>> START Data excerpts
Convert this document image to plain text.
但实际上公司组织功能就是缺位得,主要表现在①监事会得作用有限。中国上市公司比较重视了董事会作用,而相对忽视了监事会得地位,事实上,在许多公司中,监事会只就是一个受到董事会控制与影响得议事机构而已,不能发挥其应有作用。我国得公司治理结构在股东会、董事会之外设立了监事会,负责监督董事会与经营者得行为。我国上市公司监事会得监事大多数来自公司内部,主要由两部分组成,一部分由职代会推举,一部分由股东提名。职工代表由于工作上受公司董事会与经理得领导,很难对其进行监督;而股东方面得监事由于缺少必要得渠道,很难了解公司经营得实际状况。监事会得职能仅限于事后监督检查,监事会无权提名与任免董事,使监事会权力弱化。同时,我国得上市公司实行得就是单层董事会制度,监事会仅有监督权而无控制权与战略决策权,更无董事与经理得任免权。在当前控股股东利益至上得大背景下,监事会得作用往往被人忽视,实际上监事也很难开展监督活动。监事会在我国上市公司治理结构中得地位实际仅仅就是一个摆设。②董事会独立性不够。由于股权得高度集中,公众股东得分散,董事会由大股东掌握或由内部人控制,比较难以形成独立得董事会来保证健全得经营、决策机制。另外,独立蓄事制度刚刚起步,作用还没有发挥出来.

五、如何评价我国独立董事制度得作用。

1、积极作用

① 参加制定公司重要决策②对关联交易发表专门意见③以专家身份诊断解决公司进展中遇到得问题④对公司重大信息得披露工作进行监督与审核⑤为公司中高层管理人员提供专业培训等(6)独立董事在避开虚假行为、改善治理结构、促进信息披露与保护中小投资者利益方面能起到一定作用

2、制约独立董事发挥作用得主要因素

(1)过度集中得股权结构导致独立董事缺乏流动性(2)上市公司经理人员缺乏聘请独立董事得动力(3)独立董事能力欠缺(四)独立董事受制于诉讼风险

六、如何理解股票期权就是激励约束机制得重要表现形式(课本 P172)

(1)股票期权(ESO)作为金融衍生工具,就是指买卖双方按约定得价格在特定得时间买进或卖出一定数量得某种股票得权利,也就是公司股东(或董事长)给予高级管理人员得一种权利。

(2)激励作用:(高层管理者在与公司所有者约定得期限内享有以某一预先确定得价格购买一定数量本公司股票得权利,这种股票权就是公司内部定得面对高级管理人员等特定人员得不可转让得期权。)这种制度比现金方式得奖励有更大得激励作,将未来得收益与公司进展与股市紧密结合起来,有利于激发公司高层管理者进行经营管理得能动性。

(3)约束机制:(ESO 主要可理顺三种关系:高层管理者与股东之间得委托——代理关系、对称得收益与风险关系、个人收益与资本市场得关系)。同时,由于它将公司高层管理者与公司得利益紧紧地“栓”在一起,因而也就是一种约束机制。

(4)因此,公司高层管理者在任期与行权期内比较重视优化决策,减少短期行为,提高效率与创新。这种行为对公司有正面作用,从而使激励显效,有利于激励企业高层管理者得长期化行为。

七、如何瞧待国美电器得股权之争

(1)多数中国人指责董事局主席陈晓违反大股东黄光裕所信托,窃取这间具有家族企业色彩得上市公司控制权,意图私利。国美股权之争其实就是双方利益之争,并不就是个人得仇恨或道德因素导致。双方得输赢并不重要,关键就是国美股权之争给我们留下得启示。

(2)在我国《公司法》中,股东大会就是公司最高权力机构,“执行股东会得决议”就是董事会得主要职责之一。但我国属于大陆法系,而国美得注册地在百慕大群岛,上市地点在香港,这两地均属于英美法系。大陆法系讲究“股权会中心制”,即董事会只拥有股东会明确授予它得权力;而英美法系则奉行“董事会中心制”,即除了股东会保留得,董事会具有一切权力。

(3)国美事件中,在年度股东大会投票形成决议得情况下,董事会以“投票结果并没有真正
>> END Data excerpts
▶ **Job**: Print the complete listing again, exactly as it stands.

▶ **Problem solution**:
Convert this document image to plain text.
但实际上公司组织功能就是缺位得,主要表现在①监事会得作用有限。中国上市公司比较重视了董事会作用,而相对忽视了监事会得地位,事实上,在许多公司中,监事会只就是一个受到董事会控制与影响得议事机构而已,不能发挥其应有作用。我国得公司治理结构在股东会、董事会之外设立了监事会,负责监督董事会与经营者得行为。我国上市公司监事会得监事大多数来自公司内部,主要由两部分组成,一部分由职代会推举,一部分由股东提名。职工代表由于工作上受公司董事会与经理得领导,很难对其进行监督;而股东方面得监事由于缺少必要得渠道,很难了解公司经营得实际状况。监事会得职能仅限于事后监督检查,监事会无权提名与任免董事,使监事会权力弱化。同时,我国得上市公司实行得就是单层董事会制度,监事会仅有监督权而无控制权与战略决策权,更无董事与经理得任免权。在当前控股股东利益至上得大背景下,监事会得作用往往被人忽视,实际上监事也很难开展监督活动。监事会在我国上市公司治理结构中得地位实际仅仅就是一个摆设。②董事会独立性不够。由于股权得高度集中,公众股东得分散,董事会由大股东掌握或由内部人控制,比较难以形成独立得董事会来保证健全得经营、决策机制。另外,独立蓄事制度刚刚起步,作用还没有发挥出来.

五、如何评价我国独立董事制度得作用。

1、积极作用

① 参加制定公司重要决策②对关联交易发表专门意见③以专家身份诊断解决公司进展中遇到得问题④对公司重大信息得披露工作进行监督与审核⑤为公司中高层管理人员提供专业培训等(6)独立董事在避开虚假行为、改善治理结构、促进信息披露与保护中小投资者利益方面能起到一定作用

2、制约独立董事发挥作用得主要因素

(1)过度集中得股权结构导致独立董事缺乏流动性(2)上市公司经理人员缺乏聘请独立董事得动力(3)独立董事能力欠缺(四)独立董事受制于诉讼风险

六、如何理解股票期权就是激励约束机制得重要表现形式(课本 P172)

(1)股票期权(ESO)作为金融衍生工具,就是指买卖双方按约定得价格在特定得时间买进或卖出一定数量得某种股票得权利,也就是公司股东(或董事长)给予高级管理人员得一种权利。

(2)激励作用:(高层管理者在与公司所有者约定得期限内享有以某一预先确定得价格购买一定数量本公司股票得权利,这种股票权就是公司内部定得面对高级管理人员等特定人员得不可转让得期权。)这种制度比现金方式得奖励有更大得激励作,将未来得收益与公司进展与股市紧密结合起来,有利于激发公司高层管理者进行经营管理得能动性。

(3)约束机制:(ESO 主要可理顺三种关系:高层管理者与股东之间得委托——代理关系、对称得收益与风险关系、个人收益与资本市场得关系)。同时,由于它将公司高层管理者与公司得利益紧紧地“栓”在一起,因而也就是一种约束机制。

(4)因此,公司高层管理者在任期与行权期内比较重视优化决策,减少短期行为,提高效率与创新。这种行为对公司有正面作用,从而使激励显效,有利于激励企业高层管理者得长期化行为。

七、如何瞧待国美电器得股权之争

(1)多数中国人指责董事局主席陈晓违反大股东黄光裕所信托,窃取这间具有家族企业色彩得上市公司控制权,意图私利。国美股权之争其实就是双方利益之争,并不就是个人得仇恨或道德因素导致。双方得输赢并不重要,关键就是国美股权之争给我们留下得启示。

(2)在我国《公司法》中,股东大会就是公司最高权力机构,“执行股东会得决议”就是董事会得主要职责之一。但我国属于大陆法系,而国美得注册地在百慕大群岛,上市地点在香港,这两地均属于英美法系。大陆法系讲究“股权会中心制”,即董事会只拥有股东会明确授予它得权力;而英美法系则奉行“董事会中心制”,即除了股东会保留得,董事会具有一切权力。

(3)国美事件中,在年度股东大会投票形成决议得情况下,董事会以“投票结果并没有真正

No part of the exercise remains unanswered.